Element box records:

## Start

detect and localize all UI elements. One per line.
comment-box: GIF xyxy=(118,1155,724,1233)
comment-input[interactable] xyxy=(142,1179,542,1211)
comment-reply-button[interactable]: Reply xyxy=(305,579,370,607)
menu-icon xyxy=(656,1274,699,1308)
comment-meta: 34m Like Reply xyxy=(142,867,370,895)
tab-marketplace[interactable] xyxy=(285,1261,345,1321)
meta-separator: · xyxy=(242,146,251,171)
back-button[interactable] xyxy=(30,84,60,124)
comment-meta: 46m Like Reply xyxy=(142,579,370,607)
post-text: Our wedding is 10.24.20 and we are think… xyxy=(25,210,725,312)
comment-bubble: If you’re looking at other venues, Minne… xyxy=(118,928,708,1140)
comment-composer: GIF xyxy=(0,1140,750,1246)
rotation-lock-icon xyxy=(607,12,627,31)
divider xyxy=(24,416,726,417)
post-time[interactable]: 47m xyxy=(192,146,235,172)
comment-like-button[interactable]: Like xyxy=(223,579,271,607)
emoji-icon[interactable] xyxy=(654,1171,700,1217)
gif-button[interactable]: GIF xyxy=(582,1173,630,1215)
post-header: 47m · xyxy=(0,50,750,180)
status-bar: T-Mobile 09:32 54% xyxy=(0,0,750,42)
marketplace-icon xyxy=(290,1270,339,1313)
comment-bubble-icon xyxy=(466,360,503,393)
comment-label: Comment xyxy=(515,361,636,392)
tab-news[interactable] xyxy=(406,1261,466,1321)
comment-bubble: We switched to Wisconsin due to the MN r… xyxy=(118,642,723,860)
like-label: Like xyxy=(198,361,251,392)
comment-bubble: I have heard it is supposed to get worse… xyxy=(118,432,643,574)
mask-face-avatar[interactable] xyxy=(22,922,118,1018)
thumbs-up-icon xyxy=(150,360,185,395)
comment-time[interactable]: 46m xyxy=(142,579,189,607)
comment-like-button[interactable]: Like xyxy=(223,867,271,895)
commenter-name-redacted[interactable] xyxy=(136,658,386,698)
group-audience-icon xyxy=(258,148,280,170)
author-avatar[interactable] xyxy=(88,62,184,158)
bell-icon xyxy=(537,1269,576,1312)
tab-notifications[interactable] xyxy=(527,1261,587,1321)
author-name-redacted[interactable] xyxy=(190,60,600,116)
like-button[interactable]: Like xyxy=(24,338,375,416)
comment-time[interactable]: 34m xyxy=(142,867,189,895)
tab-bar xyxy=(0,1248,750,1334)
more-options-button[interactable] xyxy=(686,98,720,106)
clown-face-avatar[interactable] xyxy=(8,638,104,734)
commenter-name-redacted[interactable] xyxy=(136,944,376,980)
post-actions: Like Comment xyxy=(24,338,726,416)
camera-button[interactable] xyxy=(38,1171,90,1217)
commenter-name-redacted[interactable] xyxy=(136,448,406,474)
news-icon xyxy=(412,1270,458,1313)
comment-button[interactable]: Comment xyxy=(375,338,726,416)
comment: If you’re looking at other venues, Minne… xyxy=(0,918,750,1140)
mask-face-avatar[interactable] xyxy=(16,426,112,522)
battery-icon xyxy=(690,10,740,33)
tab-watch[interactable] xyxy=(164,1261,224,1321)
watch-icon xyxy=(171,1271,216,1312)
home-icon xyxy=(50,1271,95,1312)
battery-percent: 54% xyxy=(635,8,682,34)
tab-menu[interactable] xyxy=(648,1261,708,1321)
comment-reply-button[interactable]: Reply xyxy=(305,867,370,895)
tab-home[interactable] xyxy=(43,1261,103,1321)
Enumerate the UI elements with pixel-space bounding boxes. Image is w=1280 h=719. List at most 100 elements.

## End

Rewrite all of the material above, changing every "xyxy" to "bbox" and leaving everything else untouched.

* Task response
detect and localize all UI elements. One per line.
comment-box: GIF bbox=(118,1155,724,1233)
comment-input[interactable] bbox=(142,1179,542,1211)
comment-reply-button[interactable]: Reply bbox=(305,579,370,607)
menu-icon bbox=(656,1274,699,1308)
comment-meta: 34m Like Reply bbox=(142,867,370,895)
tab-marketplace[interactable] bbox=(285,1261,345,1321)
meta-separator: · bbox=(242,146,251,171)
back-button[interactable] bbox=(30,84,60,124)
comment-meta: 46m Like Reply bbox=(142,579,370,607)
post-text: Our wedding is 10.24.20 and we are think… bbox=(25,210,725,312)
comment-bubble: If you’re looking at other venues, Minne… bbox=(118,928,708,1140)
comment-composer: GIF bbox=(0,1140,750,1246)
rotation-lock-icon bbox=(607,12,627,31)
divider bbox=(24,416,726,417)
post-time[interactable]: 47m bbox=(192,146,235,172)
comment-like-button[interactable]: Like bbox=(223,579,271,607)
emoji-icon[interactable] bbox=(654,1171,700,1217)
gif-button[interactable]: GIF bbox=(582,1173,630,1215)
post-header: 47m · bbox=(0,50,750,180)
status-bar: T-Mobile 09:32 54% bbox=(0,0,750,42)
marketplace-icon bbox=(290,1270,339,1313)
comment-bubble-icon bbox=(466,360,503,393)
comment-label: Comment bbox=(515,361,636,392)
tab-news[interactable] bbox=(406,1261,466,1321)
comment-bubble: We switched to Wisconsin due to the MN r… bbox=(118,642,723,860)
like-label: Like bbox=(198,361,251,392)
comment-bubble: I have heard it is supposed to get worse… bbox=(118,432,643,574)
mask-face-avatar[interactable] bbox=(22,922,118,1018)
thumbs-up-icon bbox=(150,360,185,395)
comment-time[interactable]: 46m bbox=(142,579,189,607)
comment-like-button[interactable]: Like bbox=(223,867,271,895)
commenter-name-redacted[interactable] bbox=(136,658,386,698)
group-audience-icon bbox=(258,148,280,170)
author-avatar[interactable] bbox=(88,62,184,158)
bell-icon bbox=(537,1269,576,1312)
tab-notifications[interactable] bbox=(527,1261,587,1321)
author-name-redacted[interactable] bbox=(190,60,600,116)
like-button[interactable]: Like bbox=(24,338,375,416)
comment-time[interactable]: 34m bbox=(142,867,189,895)
tab-bar bbox=(0,1248,750,1334)
more-options-button[interactable] bbox=(686,98,720,106)
clown-face-avatar[interactable] bbox=(8,638,104,734)
commenter-name-redacted[interactable] bbox=(136,944,376,980)
post-actions: Like Comment bbox=(24,338,726,416)
camera-button[interactable] bbox=(38,1171,90,1217)
commenter-name-redacted[interactable] bbox=(136,448,406,474)
news-icon bbox=(412,1270,458,1313)
comment-button[interactable]: Comment bbox=(375,338,726,416)
comment: If you’re looking at other venues, Minne… bbox=(0,918,750,1140)
mask-face-avatar[interactable] bbox=(16,426,112,522)
battery-icon bbox=(690,10,740,33)
tab-watch[interactable] bbox=(164,1261,224,1321)
watch-icon bbox=(171,1271,216,1312)
home-icon bbox=(50,1271,95,1312)
battery-percent: 54% bbox=(635,8,682,34)
tab-menu[interactable] bbox=(648,1261,708,1321)
comment-reply-button[interactable]: Reply bbox=(305,867,370,895)
tab-home[interactable] bbox=(43,1261,103,1321)
Enumerate the UI elements with pixel-space bounding boxes. Image is w=1280 h=719. List at most 100 elements.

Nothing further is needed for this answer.